#### Exercise task:
Scan the records and identify every line in which the string "object" occurs, then return those lines.

#### Material for this exercise:

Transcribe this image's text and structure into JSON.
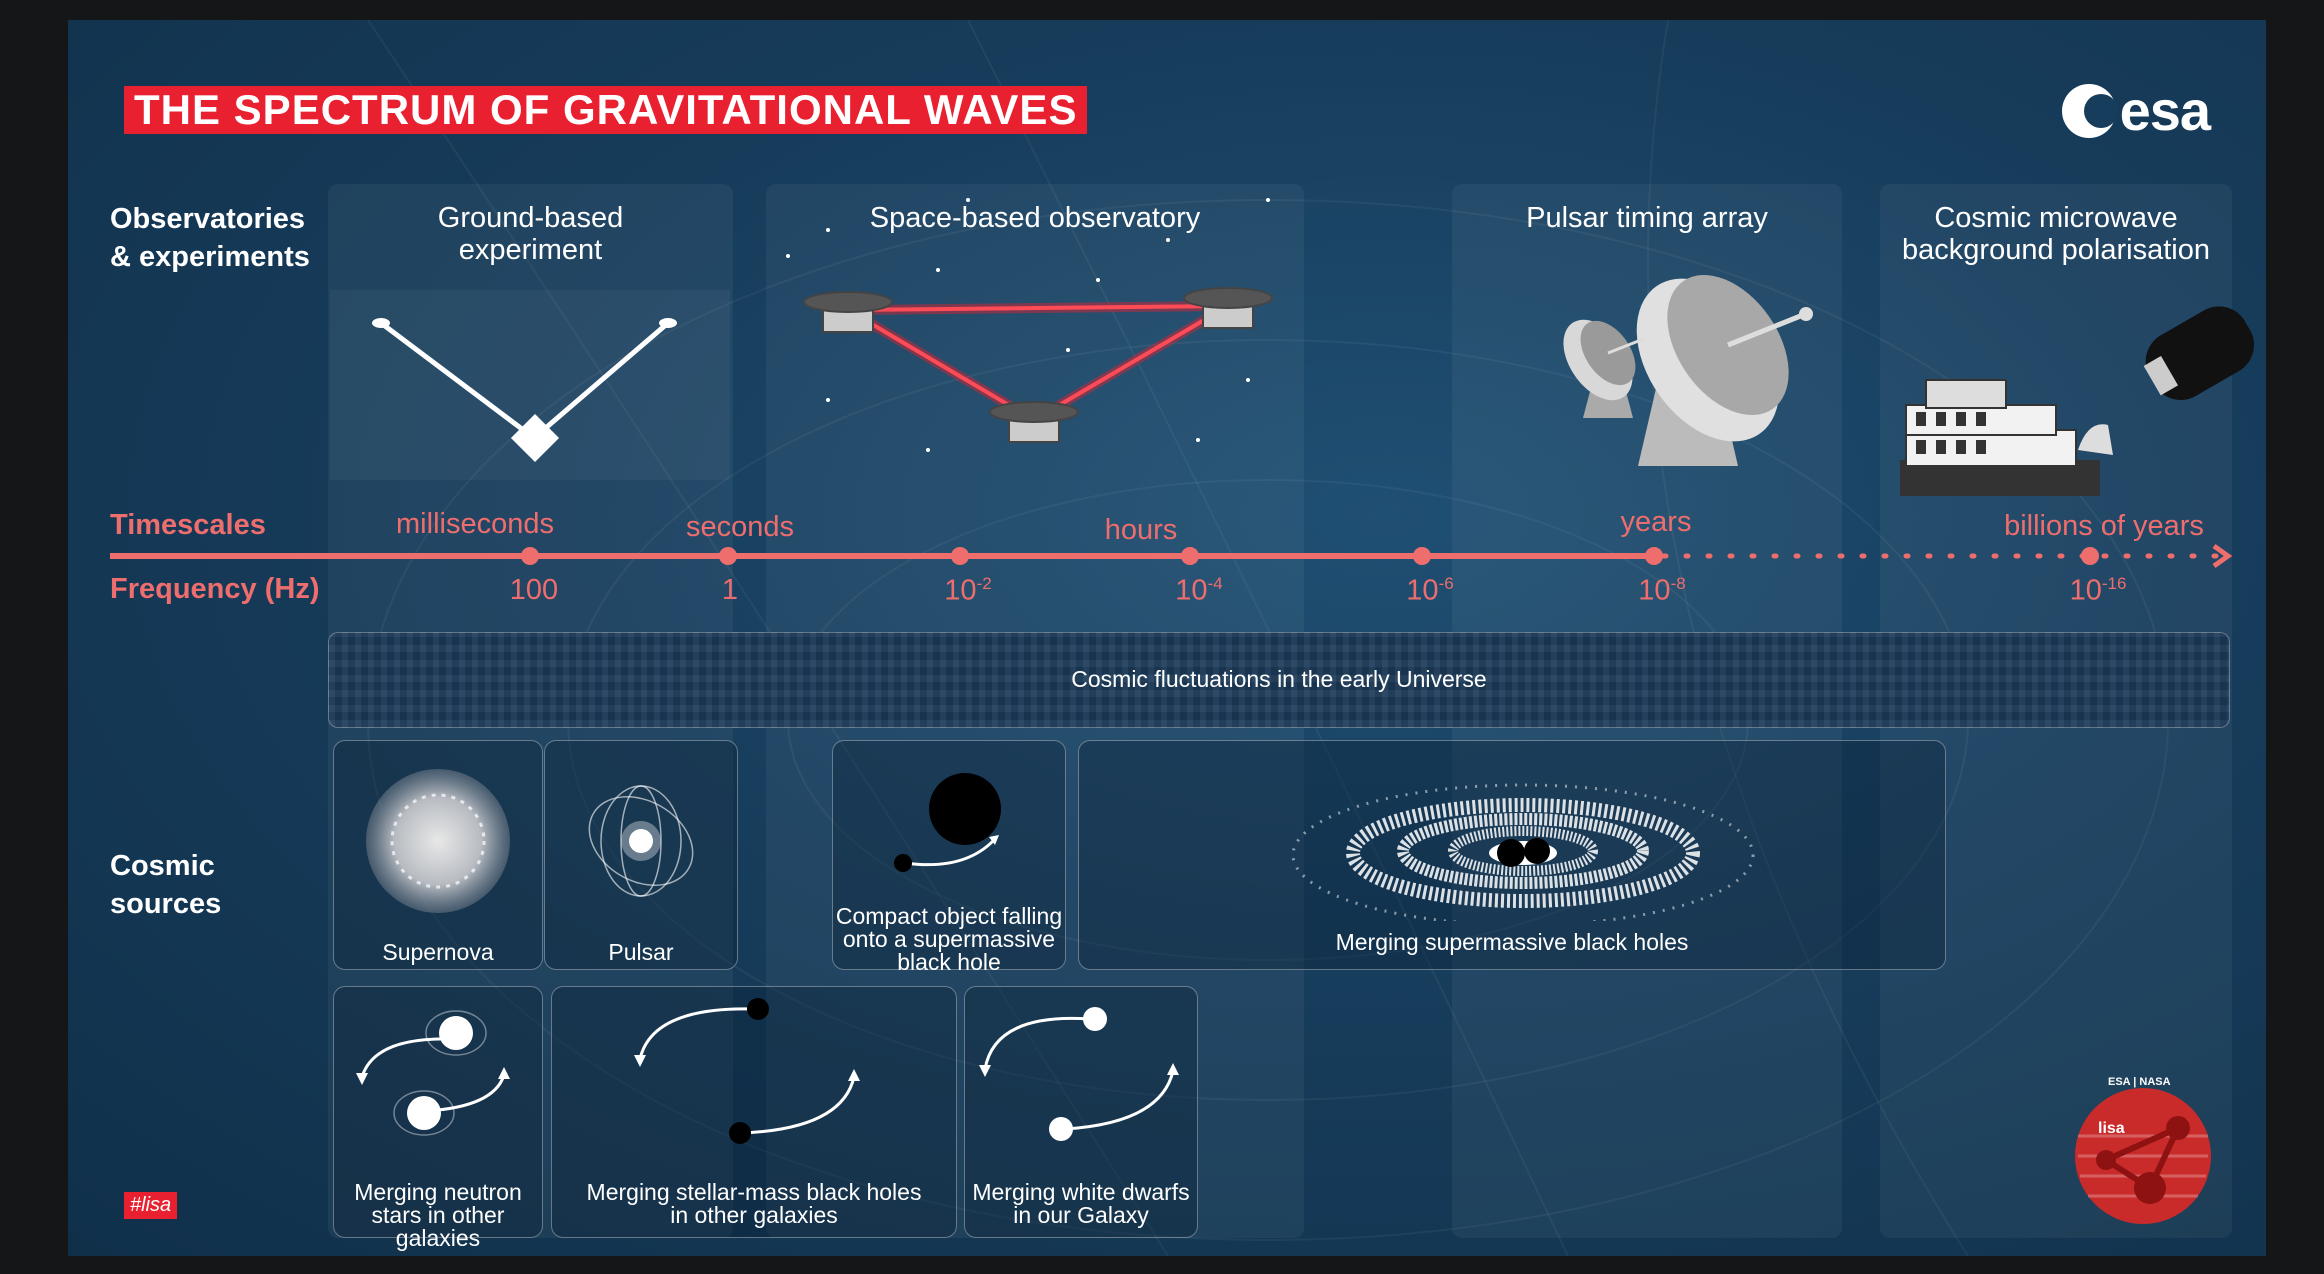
{
  "title": "THE SPECTRUM OF GRAVITATIONAL WAVES",
  "logo": {
    "text": "esa"
  },
  "row_labels": {
    "observatories_line1": "Observatories",
    "observatories_line2": "& experiments",
    "timescales": "Timescales",
    "frequency": "Frequency (Hz)",
    "cosmic_sources_line1": "Cosmic",
    "cosmic_sources_line2": "sources"
  },
  "observatories": [
    {
      "line1": "Ground-based",
      "line2": "experiment"
    },
    {
      "line1": "Space-based observatory",
      "line2": ""
    },
    {
      "line1": "Pulsar timing array",
      "line2": ""
    },
    {
      "line1": "Cosmic microwave",
      "line2": "background polarisation"
    }
  ],
  "timescales": [
    "milliseconds",
    "seconds",
    "hours",
    "years",
    "billions of years"
  ],
  "frequencies": [
    {
      "base": "100",
      "exp": ""
    },
    {
      "base": "1",
      "exp": ""
    },
    {
      "base": "10",
      "exp": "-2"
    },
    {
      "base": "10",
      "exp": "-4"
    },
    {
      "base": "10",
      "exp": "-6"
    },
    {
      "base": "10",
      "exp": "-8"
    },
    {
      "base": "10",
      "exp": "-16"
    }
  ],
  "band": "Cosmic fluctuations in the early Universe",
  "sources": {
    "supernova": "Supernova",
    "pulsar": "Pulsar",
    "compact_line1": "Compact object falling",
    "compact_line2": "onto a supermassive",
    "compact_line3": "black hole",
    "smbh": "Merging supermassive black holes",
    "ns_line1": "Merging neutron",
    "ns_line2": "stars in other galaxies",
    "sbh_line1": "Merging stellar-mass black holes",
    "sbh_line2": "in other galaxies",
    "wd_line1": "Merging white dwarfs",
    "wd_line2": "in our Galaxy"
  },
  "hashtag": "#lisa",
  "lisa_badge": {
    "top": "ESA | NASA",
    "name": "lisa"
  },
  "colors": {
    "accent_red": "#e8202f",
    "timeline_red": "#ee6d6d",
    "background": "#173d5c"
  }
}
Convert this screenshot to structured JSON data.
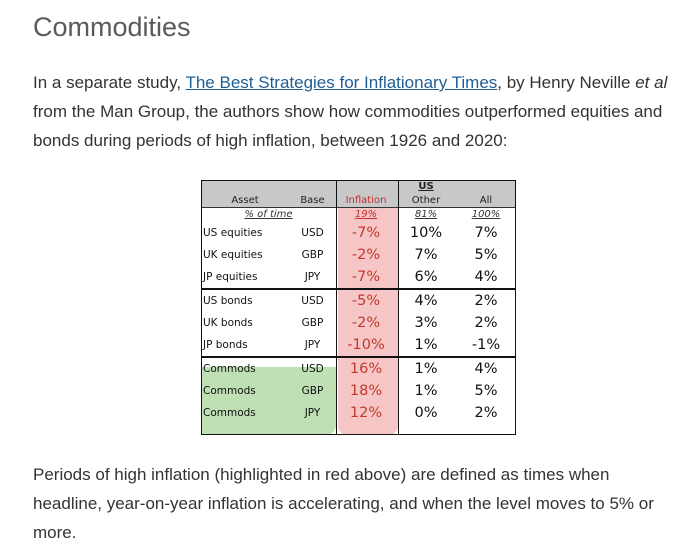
{
  "heading": "Commodities",
  "intro": {
    "before": "In a separate study, ",
    "link_text": "The Best Strategies for Inflationary Times",
    "mid": ", by Henry Neville ",
    "etal": "et al",
    "after": " from the Man Group, the authors show how commodities outperformed equities and bonds during periods of high inflation, between 1926 and 2020:"
  },
  "table": {
    "region_label": "US",
    "headers": [
      "Asset",
      "Base",
      "Inflation",
      "Other",
      "All"
    ],
    "time_share": {
      "label": "% of time",
      "inflation": "19%",
      "other": "81%",
      "all": "100%"
    },
    "rows": [
      {
        "asset": "US equities",
        "base": "USD",
        "inflation": "-7%",
        "other": "10%",
        "all": "7%"
      },
      {
        "asset": "UK equities",
        "base": "GBP",
        "inflation": "-2%",
        "other": "7%",
        "all": "5%"
      },
      {
        "asset": "JP equities",
        "base": "JPY",
        "inflation": "-7%",
        "other": "6%",
        "all": "4%"
      },
      {
        "asset": "US bonds",
        "base": "USD",
        "inflation": "-5%",
        "other": "4%",
        "all": "2%"
      },
      {
        "asset": "UK bonds",
        "base": "GBP",
        "inflation": "-2%",
        "other": "3%",
        "all": "2%"
      },
      {
        "asset": "JP bonds",
        "base": "JPY",
        "inflation": "-10%",
        "other": "1%",
        "all": "-1%"
      },
      {
        "asset": "Commods",
        "base": "USD",
        "inflation": "16%",
        "other": "1%",
        "all": "4%"
      },
      {
        "asset": "Commods",
        "base": "GBP",
        "inflation": "18%",
        "other": "1%",
        "all": "5%"
      },
      {
        "asset": "Commods",
        "base": "JPY",
        "inflation": "12%",
        "other": "0%",
        "all": "2%"
      }
    ],
    "colors": {
      "inflation_highlight": "#f6c6c6",
      "commodities_highlight": "#bfe0b4",
      "header_bg": "#c8c8c8"
    }
  },
  "footer": "Periods of high inflation (highlighted in red above) are defined as times when headline, year-on-year inflation is accelerating, and when the level moves to 5% or more."
}
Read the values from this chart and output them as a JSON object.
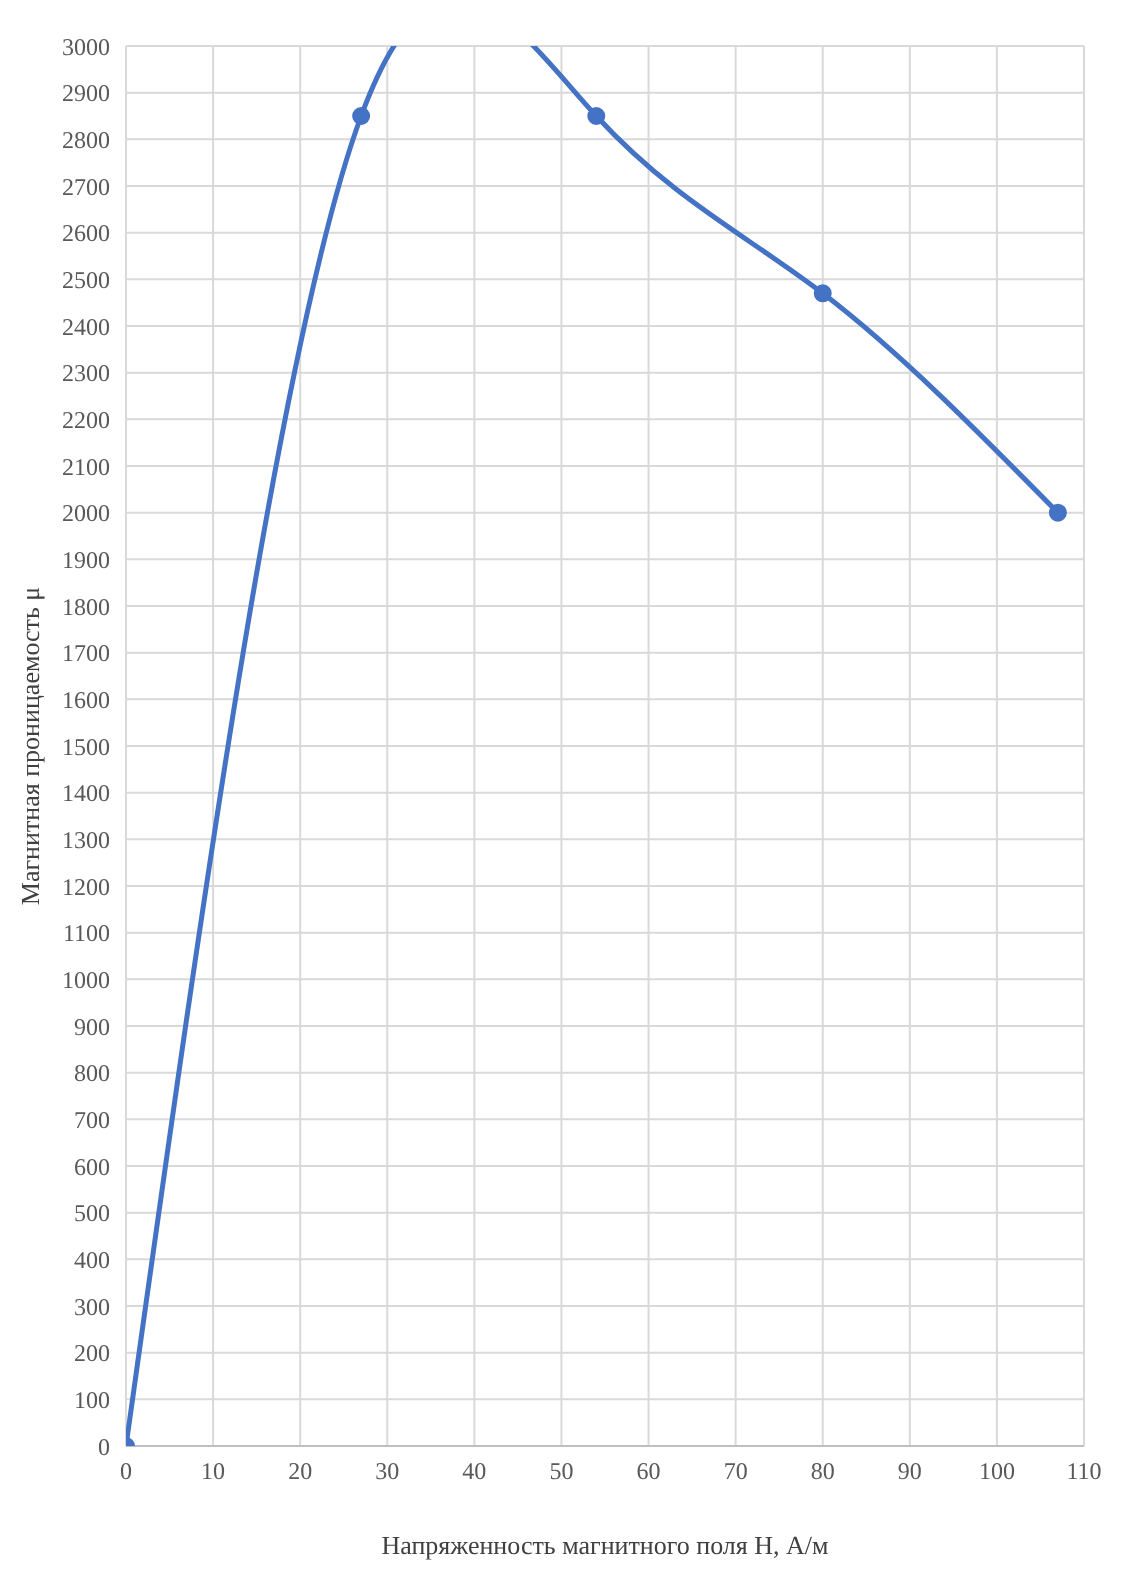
{
  "chart_data": {
    "type": "line",
    "xlabel": "Напряженность магнитного поля H, А/м",
    "ylabel": "Магнитная проницаемость μ",
    "x": [
      0,
      27,
      54,
      80,
      107
    ],
    "series": [
      {
        "color": "#4472c4",
        "values": [
          0,
          2850,
          2850,
          2470,
          2000
        ]
      }
    ],
    "xlim": [
      0,
      110
    ],
    "xticks": [
      0,
      10,
      20,
      30,
      40,
      50,
      60,
      70,
      80,
      90,
      100,
      110
    ],
    "ylim": [
      0,
      3000
    ],
    "yticks": [
      0,
      100,
      200,
      300,
      400,
      500,
      600,
      700,
      800,
      900,
      1000,
      1100,
      1200,
      1300,
      1400,
      1500,
      1600,
      1700,
      1800,
      1900,
      2000,
      2100,
      2200,
      2300,
      2400,
      2500,
      2600,
      2700,
      2800,
      2900,
      3000
    ],
    "grid": true,
    "marker": "circle",
    "line_style": "solid"
  }
}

#### Right answer:
    "compact_line1": "Compact object falling",
Read the values from this chart and output them as a JSON object.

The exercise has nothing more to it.